(What is needed)
Can you transcribe every entry word for word, skipping the images?

(Data listing)
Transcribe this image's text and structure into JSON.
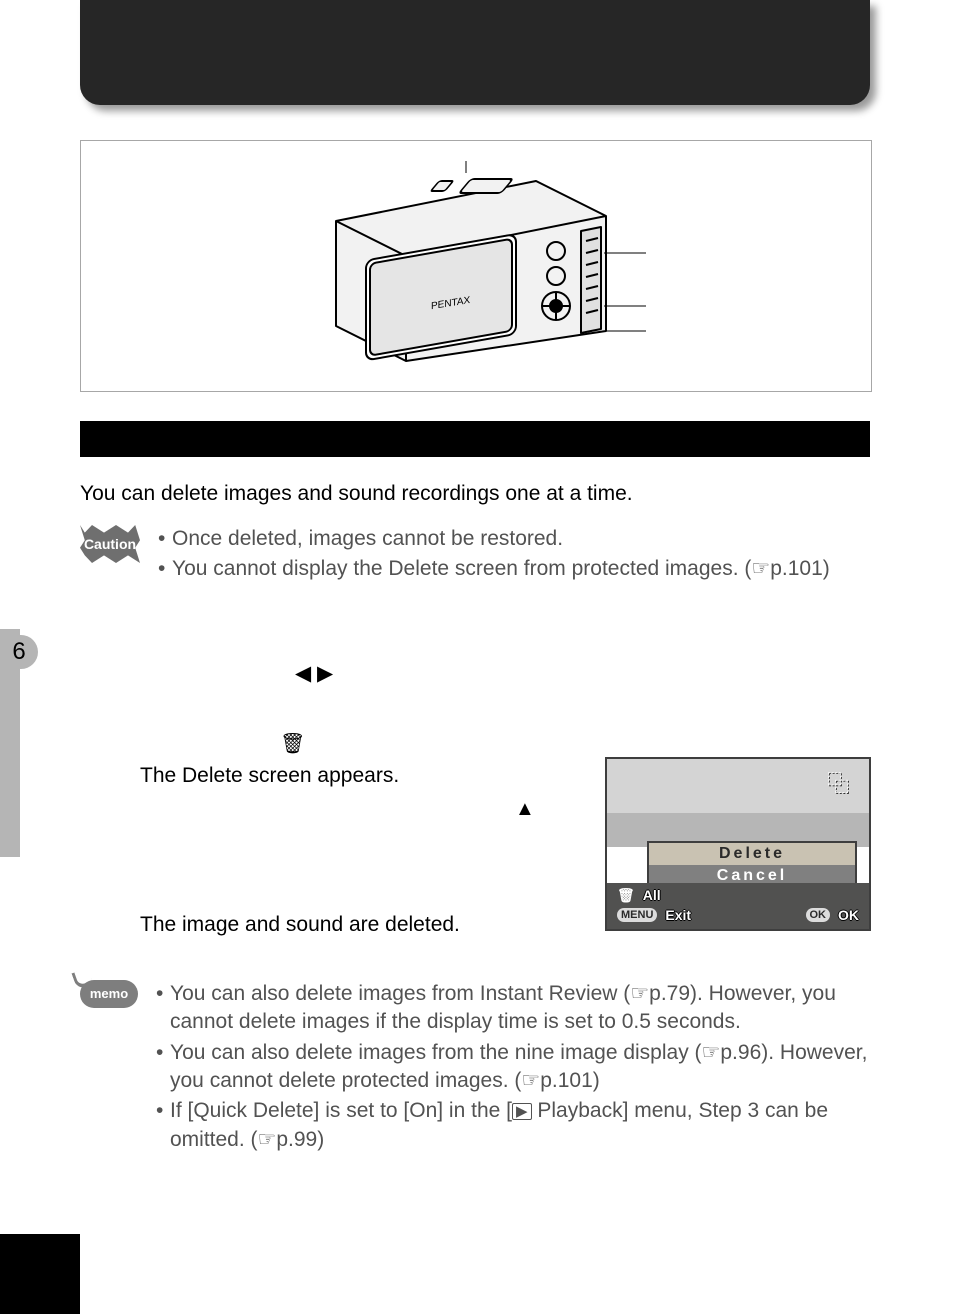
{
  "sidebar": {
    "chapter": "6"
  },
  "intro": "You can delete images and sound recordings one at a time.",
  "caution": {
    "label": "Caution",
    "items": [
      {
        "text": "Once deleted, images cannot be restored."
      },
      {
        "text": "You cannot display the Delete screen from protected images. (",
        "ref": "p.101",
        "tail": ")"
      }
    ]
  },
  "steps": {
    "s2_result": "The Delete screen appears.",
    "s4_result": "The image and sound are deleted."
  },
  "screen": {
    "delete": "Delete",
    "cancel": "Cancel",
    "all": "All",
    "menu": "MENU",
    "exit": "Exit",
    "ok_pill": "OK",
    "ok": "OK"
  },
  "memo": {
    "label": "memo",
    "items": [
      {
        "pre": "You can also delete images from Instant Review (",
        "ref": "p.79",
        "post": "). However, you cannot delete images if the display time is set to 0.5 seconds."
      },
      {
        "pre": "You can also delete images from the nine image display (",
        "ref": "p.96",
        "mid": "). However, you cannot delete protected images. (",
        "ref2": "p.101",
        "post": ")"
      },
      {
        "pre": "If [Quick Delete] is set to [On] in the [",
        "play": "▶",
        "mid": " Playback] menu, Step 3 can be omitted. (",
        "ref": "p.99",
        "post": ")"
      }
    ]
  }
}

(Worked answer)
Transcribe this image's text and structure into JSON.
{
  "sidebar": {
    "chapter": "6"
  },
  "intro": "You can delete images and sound recordings one at a time.",
  "caution": {
    "label": "Caution",
    "items": [
      {
        "text": "Once deleted, images cannot be restored."
      },
      {
        "text": "You cannot display the Delete screen from protected images. (",
        "ref": "p.101",
        "tail": ")"
      }
    ]
  },
  "steps": {
    "s2_result": "The Delete screen appears.",
    "s4_result": "The image and sound are deleted."
  },
  "screen": {
    "delete": "Delete",
    "cancel": "Cancel",
    "all": "All",
    "menu": "MENU",
    "exit": "Exit",
    "ok_pill": "OK",
    "ok": "OK"
  },
  "memo": {
    "label": "memo",
    "items": [
      {
        "pre": "You can also delete images from Instant Review (",
        "ref": "p.79",
        "post": "). However, you cannot delete images if the display time is set to 0.5 seconds."
      },
      {
        "pre": "You can also delete images from the nine image display (",
        "ref": "p.96",
        "mid": "). However, you cannot delete protected images. (",
        "ref2": "p.101",
        "post": ")"
      },
      {
        "pre": "If [Quick Delete] is set to [On] in the [",
        "play": "▶",
        "mid": " Playback] menu, Step 3 can be omitted. (",
        "ref": "p.99",
        "post": ")"
      }
    ]
  }
}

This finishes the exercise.